* DATA RECORDS:
++++
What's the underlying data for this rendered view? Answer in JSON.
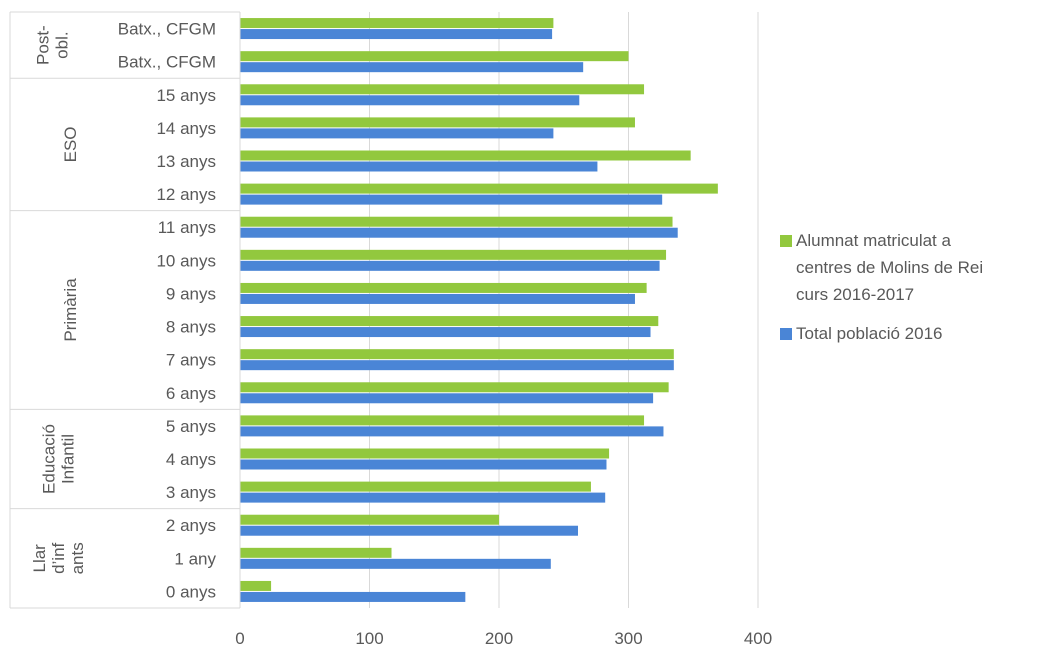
{
  "chart_data": {
    "type": "bar",
    "orientation": "horizontal",
    "categories": [
      "0 anys",
      "1 any",
      "2 anys",
      "3 anys",
      "4 anys",
      "5 anys",
      "6 anys",
      "7 anys",
      "8 anys",
      "9 anys",
      "10 anys",
      "11 anys",
      "12 anys",
      "13 anys",
      "14 anys",
      "15 anys",
      "Batx., CFGM",
      "Batx., CFGM"
    ],
    "groups": [
      {
        "name": "Llar d'inf ants",
        "lines": [
          "Llar",
          "d’inf",
          "ants"
        ],
        "start": 0,
        "end": 2
      },
      {
        "name": "Educació Infantil",
        "lines": [
          "Educació",
          "Infantil"
        ],
        "start": 3,
        "end": 5
      },
      {
        "name": "Primària",
        "lines": [
          "Primària"
        ],
        "start": 6,
        "end": 11
      },
      {
        "name": "ESO",
        "lines": [
          "ESO"
        ],
        "start": 12,
        "end": 15
      },
      {
        "name": "Post-obl.",
        "lines": [
          "Post-",
          "obl."
        ],
        "start": 16,
        "end": 17
      }
    ],
    "series": [
      {
        "name": "Alumnat matriculat a centres de Molins de Rei curs 2016-2017",
        "legend_lines": [
          "Alumnat matriculat a",
          "centres de Molins de Rei",
          "curs 2016-2017"
        ],
        "color": "#92c83e",
        "values": [
          24,
          117,
          200,
          271,
          285,
          312,
          331,
          335,
          323,
          314,
          329,
          334,
          369,
          348,
          305,
          312,
          300,
          242
        ]
      },
      {
        "name": "Total població 2016",
        "legend_lines": [
          "Total població 2016"
        ],
        "color": "#4a85d6",
        "values": [
          174,
          240,
          261,
          282,
          283,
          327,
          319,
          335,
          317,
          305,
          324,
          338,
          326,
          276,
          242,
          262,
          265,
          241
        ]
      }
    ],
    "xlim": [
      0,
      400
    ],
    "xticks": [
      0,
      100,
      200,
      300,
      400
    ],
    "xticklabels": [
      "0",
      "100",
      "200",
      "300",
      "400"
    ],
    "grid": true,
    "legend_position": "right"
  }
}
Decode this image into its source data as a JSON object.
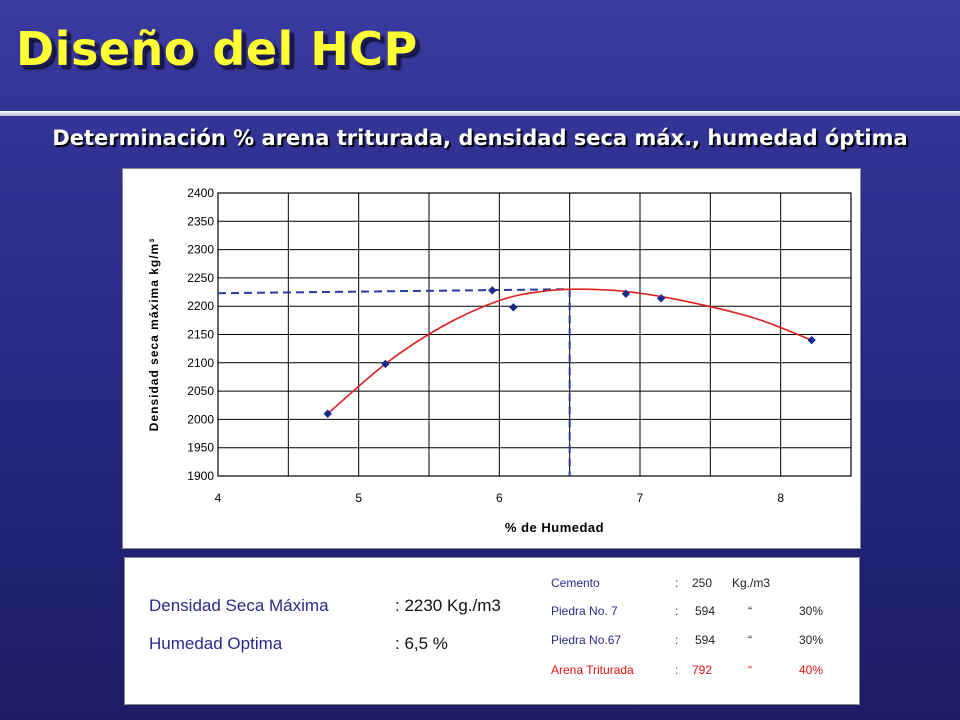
{
  "header": {
    "title": "Diseño del HCP",
    "subtitle": "Determinación % arena triturada, densidad seca máx., humedad óptima"
  },
  "chart_data": {
    "type": "scatter",
    "xlabel": "% de Humedad",
    "ylabel": "Densidad seca máxima kg/m³",
    "xlim": [
      4,
      8.5
    ],
    "ylim": [
      1900,
      2400
    ],
    "xticks": [
      4,
      5,
      6,
      7,
      8
    ],
    "yticks": [
      1900,
      1950,
      2000,
      2050,
      2100,
      2150,
      2200,
      2250,
      2300,
      2350,
      2400
    ],
    "grid": true,
    "points": [
      {
        "x": 4.78,
        "y": 2010
      },
      {
        "x": 5.19,
        "y": 2098
      },
      {
        "x": 5.95,
        "y": 2228
      },
      {
        "x": 6.1,
        "y": 2198
      },
      {
        "x": 6.9,
        "y": 2222
      },
      {
        "x": 7.15,
        "y": 2214
      },
      {
        "x": 8.22,
        "y": 2140
      }
    ],
    "fit_curve": [
      {
        "x": 4.78,
        "y": 2010
      },
      {
        "x": 5.2,
        "y": 2100
      },
      {
        "x": 5.6,
        "y": 2165
      },
      {
        "x": 6.0,
        "y": 2210
      },
      {
        "x": 6.3,
        "y": 2226
      },
      {
        "x": 6.55,
        "y": 2230
      },
      {
        "x": 6.9,
        "y": 2226
      },
      {
        "x": 7.3,
        "y": 2210
      },
      {
        "x": 7.8,
        "y": 2180
      },
      {
        "x": 8.22,
        "y": 2140
      }
    ],
    "optimum": {
      "x": 6.5,
      "y": 2230
    },
    "colors": {
      "points": "#1a2a8a",
      "curve": "#e02020",
      "guide": "#2a3aa0"
    }
  },
  "results": {
    "density_label": "Densidad Seca Máxima",
    "density_value": ": 2230 Kg./m3",
    "humidity_label": "Humedad Optima",
    "humidity_value": ": 6,5 %"
  },
  "mix": [
    {
      "name": "Cemento",
      "sep": ":",
      "qty": "250",
      "unit": "Kg./m3",
      "pct": ""
    },
    {
      "name": "Piedra No. 7",
      "sep": ":",
      "qty": "594",
      "unit": "“",
      "pct": "30%"
    },
    {
      "name": "Piedra No.67",
      "sep": ":",
      "qty": "594",
      "unit": "“",
      "pct": "30%"
    },
    {
      "name": "Arena Triturada",
      "sep": ":",
      "qty": "792",
      "unit": "“",
      "pct": "40%"
    }
  ]
}
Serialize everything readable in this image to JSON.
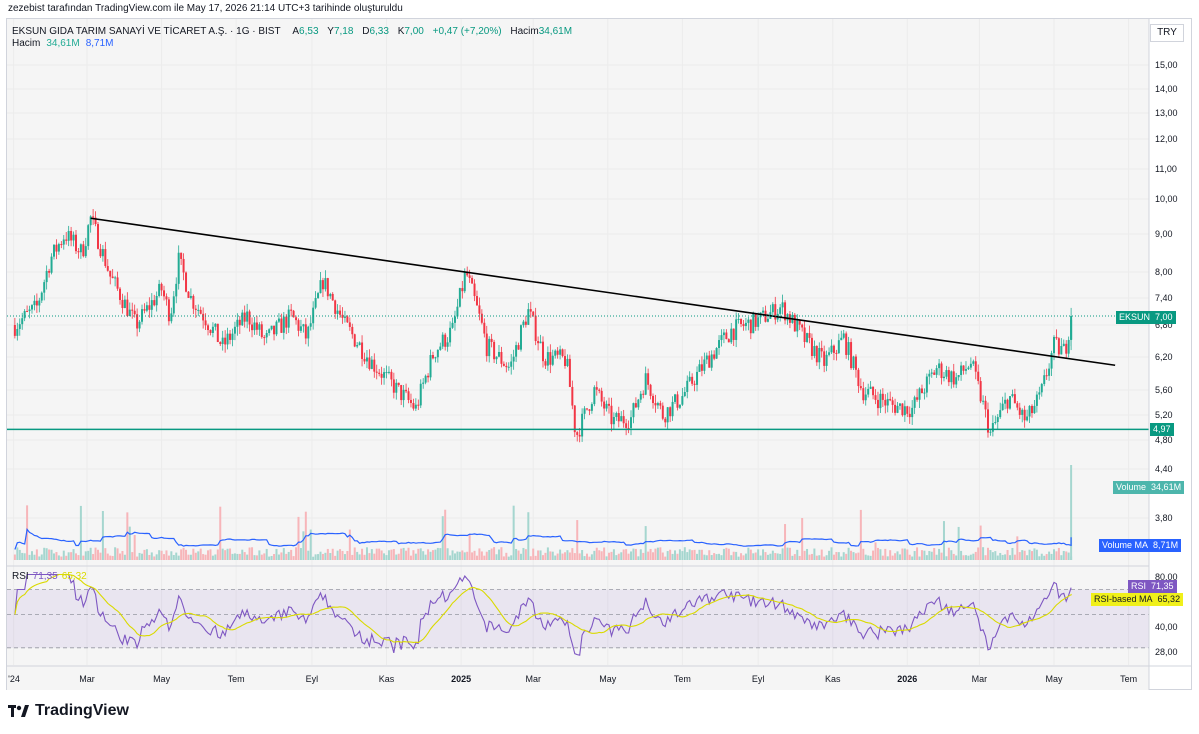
{
  "caption": "zezebist tarafından TradingView.com ile May 17, 2026 21:14 UTC+3 tarihinde oluşturuldu",
  "symbol_line": {
    "symbol": "EKSUN GIDA TARIM SANAYİ VE TİCARET A.Ş. · 1G · BIST",
    "open_label": "A",
    "open": "6,53",
    "high_label": "Y",
    "high": "7,18",
    "low_label": "D",
    "low": "6,33",
    "close_label": "K",
    "close": "7,00",
    "change": "+0,47 (+7,20%)",
    "volume_label": "Hacim",
    "volume": "34,61M"
  },
  "volume_legend": {
    "label": "Hacim",
    "value": "34,61M",
    "ma": "8,71M"
  },
  "rsi_legend": {
    "label": "RSI",
    "value": "71,35",
    "ma": "65,32"
  },
  "currency": "TRY",
  "tags": {
    "price": {
      "label": "EKSUN",
      "value": "7,00"
    },
    "support": "4,97",
    "volume": {
      "label": "Volume",
      "value": "34,61M"
    },
    "volume_ma": {
      "label": "Volume MA",
      "value": "8,71M"
    },
    "rsi": {
      "label": "RSI",
      "value": "71,35"
    },
    "rsi_ma": {
      "label": "RSI-based MA",
      "value": "65,32"
    }
  },
  "brand": "TradingView",
  "colors": {
    "up": "#22ab94",
    "down": "#f23645",
    "volume_up": "#a5d6cf",
    "volume_down": "#f7b5b9",
    "volume_ma": "#2962ff",
    "rsi": "#7e57c2",
    "rsi_ma": "#dada00",
    "support": "#089981",
    "trendline": "#000000"
  },
  "chart_data": {
    "type": "candlestick",
    "price_axis_ticks": [
      "15,00",
      "14,00",
      "13,00",
      "12,00",
      "11,00",
      "10,00",
      "9,00",
      "8,00",
      "7,40",
      "6,80",
      "6,20",
      "5,60",
      "5,20",
      "4,80",
      "4,40",
      "3,80"
    ],
    "price_axis_values": [
      15,
      14,
      13,
      12,
      11,
      10,
      9,
      8,
      7.4,
      6.8,
      6.2,
      5.6,
      5.2,
      4.8,
      4.4,
      3.8
    ],
    "rsi_axis_ticks": [
      "80,00",
      "40,00",
      "28,00"
    ],
    "time_axis_ticks": [
      "'24",
      "Mar",
      "May",
      "Tem",
      "Eyl",
      "Kas",
      "2025",
      "Mar",
      "May",
      "Tem",
      "Eyl",
      "Kas",
      "2026",
      "Mar",
      "May",
      "Tem"
    ],
    "time_axis_values": [
      "2024-01",
      "2024-03",
      "2024-05",
      "2024-07",
      "2024-09",
      "2024-11",
      "2025-01",
      "2025-03",
      "2025-05",
      "2025-07",
      "2025-09",
      "2025-11",
      "2026-01",
      "2026-03",
      "2026-05",
      "2026-07"
    ],
    "price_anchors": [
      [
        "2024-01-02",
        6.8
      ],
      [
        "2024-01-20",
        7.2
      ],
      [
        "2024-02-01",
        8.4
      ],
      [
        "2024-02-12",
        9.0
      ],
      [
        "2024-02-26",
        8.5
      ],
      [
        "2024-03-04",
        9.45
      ],
      [
        "2024-03-20",
        7.9
      ],
      [
        "2024-04-10",
        6.8
      ],
      [
        "2024-05-01",
        7.6
      ],
      [
        "2024-05-08",
        7.0
      ],
      [
        "2024-05-15",
        8.3
      ],
      [
        "2024-05-25",
        7.4
      ],
      [
        "2024-06-20",
        6.4
      ],
      [
        "2024-07-10",
        7.0
      ],
      [
        "2024-07-25",
        6.5
      ],
      [
        "2024-08-15",
        7.0
      ],
      [
        "2024-08-28",
        6.55
      ],
      [
        "2024-09-10",
        7.8
      ],
      [
        "2024-09-28",
        6.8
      ],
      [
        "2024-10-20",
        6.1
      ],
      [
        "2024-11-10",
        5.6
      ],
      [
        "2024-11-25",
        5.3
      ],
      [
        "2024-12-10",
        6.3
      ],
      [
        "2024-12-25",
        6.7
      ],
      [
        "2025-01-05",
        8.0
      ],
      [
        "2025-01-22",
        6.4
      ],
      [
        "2025-02-10",
        6.0
      ],
      [
        "2025-02-25",
        7.1
      ],
      [
        "2025-03-10",
        6.2
      ],
      [
        "2025-03-28",
        6.15
      ],
      [
        "2025-04-05",
        4.85
      ],
      [
        "2025-04-20",
        5.6
      ],
      [
        "2025-05-05",
        5.1
      ],
      [
        "2025-05-20",
        5.15
      ],
      [
        "2025-06-01",
        5.8
      ],
      [
        "2025-06-15",
        5.2
      ],
      [
        "2025-07-01",
        5.5
      ],
      [
        "2025-07-20",
        6.1
      ],
      [
        "2025-08-10",
        6.7
      ],
      [
        "2025-09-01",
        6.9
      ],
      [
        "2025-09-20",
        7.2
      ],
      [
        "2025-10-10",
        6.5
      ],
      [
        "2025-10-25",
        6.1
      ],
      [
        "2025-11-10",
        6.55
      ],
      [
        "2025-11-25",
        5.6
      ],
      [
        "2025-12-20",
        5.35
      ],
      [
        "2026-01-05",
        5.3
      ],
      [
        "2026-01-25",
        6.0
      ],
      [
        "2026-02-10",
        5.8
      ],
      [
        "2026-02-22",
        6.1
      ],
      [
        "2026-03-10",
        4.9
      ],
      [
        "2026-03-25",
        5.5
      ],
      [
        "2026-04-08",
        5.1
      ],
      [
        "2026-04-20",
        5.5
      ],
      [
        "2026-05-01",
        6.4
      ],
      [
        "2026-05-10",
        6.3
      ],
      [
        "2026-05-15",
        7.0
      ]
    ],
    "last_candle": {
      "date": "2026-05-15",
      "open": 6.53,
      "high": 7.18,
      "low": 6.33,
      "close": 7.0
    },
    "trendline": [
      [
        "2024-03-04",
        9.45
      ],
      [
        "2026-06-20",
        6.05
      ]
    ],
    "support_level": 4.97,
    "last_price": 7.0,
    "volume_last": 34.61,
    "volume_ma_last": 8.71,
    "rsi_last": 71.35,
    "rsi_ma_last": 65.32
  }
}
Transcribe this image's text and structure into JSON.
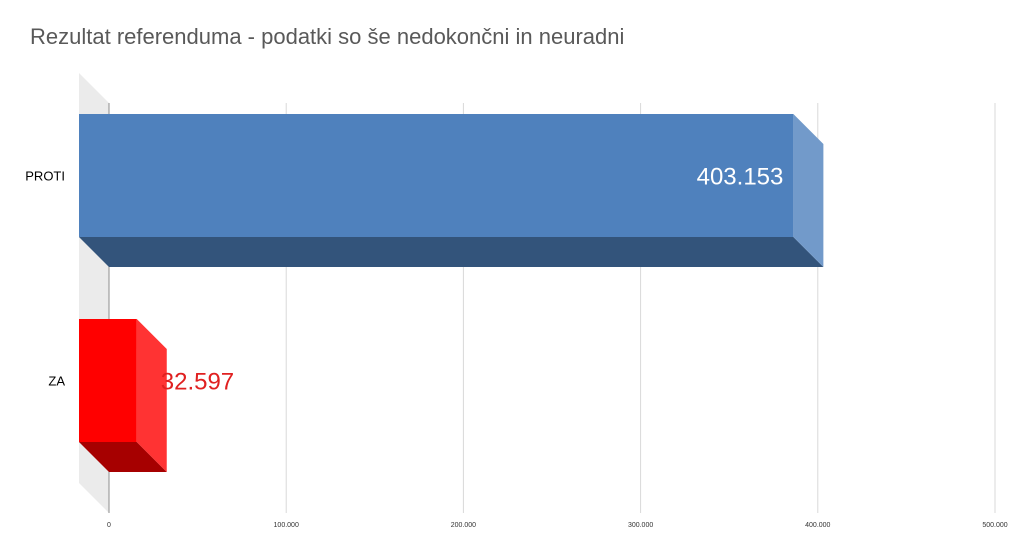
{
  "chart_data": {
    "type": "bar",
    "orientation": "horizontal",
    "style": "3d",
    "title": "Rezultat referenduma - podatki so še nedokončni in neuradni",
    "categories": [
      "PROTI",
      "ZA"
    ],
    "values": [
      403153,
      32597
    ],
    "value_labels": [
      "403.153",
      "32.597"
    ],
    "colors": [
      "#4F81BD",
      "#FF0000"
    ],
    "label_colors": [
      "#ffffff",
      "#E02020"
    ],
    "xlim": [
      0,
      500000
    ],
    "xticks": [
      0,
      100000,
      200000,
      300000,
      400000,
      500000
    ],
    "xtick_labels": [
      "0",
      "100.000",
      "200.000",
      "300.000",
      "400.000",
      "500.000"
    ],
    "grid": true,
    "legend": "none"
  }
}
++++
* WHAT THE EXERCISE ASKS:
Reproduce each line of the material containing the word "matriculat".

* THE ANSWER:
        "name": "Alumnat matriculat a centres de Molins de Rei curs 2016-2017",
          "Alumnat matriculat a",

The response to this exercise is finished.